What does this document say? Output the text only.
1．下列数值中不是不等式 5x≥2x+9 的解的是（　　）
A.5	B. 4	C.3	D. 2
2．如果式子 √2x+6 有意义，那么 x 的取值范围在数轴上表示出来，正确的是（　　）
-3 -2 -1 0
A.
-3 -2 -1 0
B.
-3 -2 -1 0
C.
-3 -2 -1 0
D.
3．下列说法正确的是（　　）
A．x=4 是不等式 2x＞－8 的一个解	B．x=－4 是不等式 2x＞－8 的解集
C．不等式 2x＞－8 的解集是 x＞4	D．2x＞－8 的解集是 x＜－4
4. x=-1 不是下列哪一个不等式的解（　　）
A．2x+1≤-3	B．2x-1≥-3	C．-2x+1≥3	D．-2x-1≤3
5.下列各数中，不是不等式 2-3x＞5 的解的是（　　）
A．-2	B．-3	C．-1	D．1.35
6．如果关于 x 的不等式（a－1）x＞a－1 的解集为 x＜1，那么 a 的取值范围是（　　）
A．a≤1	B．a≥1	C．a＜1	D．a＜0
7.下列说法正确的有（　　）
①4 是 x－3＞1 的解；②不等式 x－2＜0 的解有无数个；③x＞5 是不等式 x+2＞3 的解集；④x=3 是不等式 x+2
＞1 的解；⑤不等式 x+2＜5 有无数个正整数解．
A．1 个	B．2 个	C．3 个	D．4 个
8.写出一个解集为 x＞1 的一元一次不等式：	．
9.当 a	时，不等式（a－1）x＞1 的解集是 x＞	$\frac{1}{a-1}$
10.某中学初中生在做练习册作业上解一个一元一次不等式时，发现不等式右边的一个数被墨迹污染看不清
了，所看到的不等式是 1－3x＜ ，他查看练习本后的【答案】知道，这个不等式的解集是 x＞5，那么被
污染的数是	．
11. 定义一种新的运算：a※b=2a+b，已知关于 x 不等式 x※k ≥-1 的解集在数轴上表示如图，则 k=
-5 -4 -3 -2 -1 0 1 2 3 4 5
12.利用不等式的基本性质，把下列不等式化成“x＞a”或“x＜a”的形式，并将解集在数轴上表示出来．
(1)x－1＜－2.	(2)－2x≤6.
--------
* [Given exercise]:
Go through the listing and print each line exactly as it appears.

* [Final result]:
What does this document say? Output the text only.
1．下列数值中不是不等式 5x≥2x+9 的解的是（　　）
A.5	B. 4	C.3	D. 2
2．如果式子 √2x+6 有意义，那么 x 的取值范围在数轴上表示出来，正确的是（　　）
-3 -2 -1 0
A.
-3 -2 -1 0
B.
-3 -2 -1 0
C.
-3 -2 -1 0
D.
3．下列说法正确的是（　　）
A．x=4 是不等式 2x＞－8 的一个解	B．x=－4 是不等式 2x＞－8 的解集
C．不等式 2x＞－8 的解集是 x＞4	D．2x＞－8 的解集是 x＜－4
4. x=-1 不是下列哪一个不等式的解（　　）
A．2x+1≤-3	B．2x-1≥-3	C．-2x+1≥3	D．-2x-1≤3
5.下列各数中，不是不等式 2-3x＞5 的解的是（　　）
A．-2	B．-3	C．-1	D．1.35
6．如果关于 x 的不等式（a－1）x＞a－1 的解集为 x＜1，那么 a 的取值范围是（　　）
A．a≤1	B．a≥1	C．a＜1	D．a＜0
7.下列说法正确的有（　　）
①4 是 x－3＞1 的解；②不等式 x－2＜0 的解有无数个；③x＞5 是不等式 x+2＞3 的解集；④x=3 是不等式 x+2
＞1 的解；⑤不等式 x+2＜5 有无数个正整数解．
A．1 个	B．2 个	C．3 个	D．4 个
8.写出一个解集为 x＞1 的一元一次不等式：	．
9.当 a	时，不等式（a－1）x＞1 的解集是 x＞	$\frac{1}{a-1}$
10.某中学初中生在做练习册作业上解一个一元一次不等式时，发现不等式右边的一个数被墨迹污染看不清
了，所看到的不等式是 1－3x＜ ，他查看练习本后的【答案】知道，这个不等式的解集是 x＞5，那么被
污染的数是	．
11. 定义一种新的运算：a※b=2a+b，已知关于 x 不等式 x※k ≥-1 的解集在数轴上表示如图，则 k=
-5 -4 -3 -2 -1 0 1 2 3 4 5
12.利用不等式的基本性质，把下列不等式化成“x＞a”或“x＜a”的形式，并将解集在数轴上表示出来．
(1)x－1＜－2.	(2)－2x≤6.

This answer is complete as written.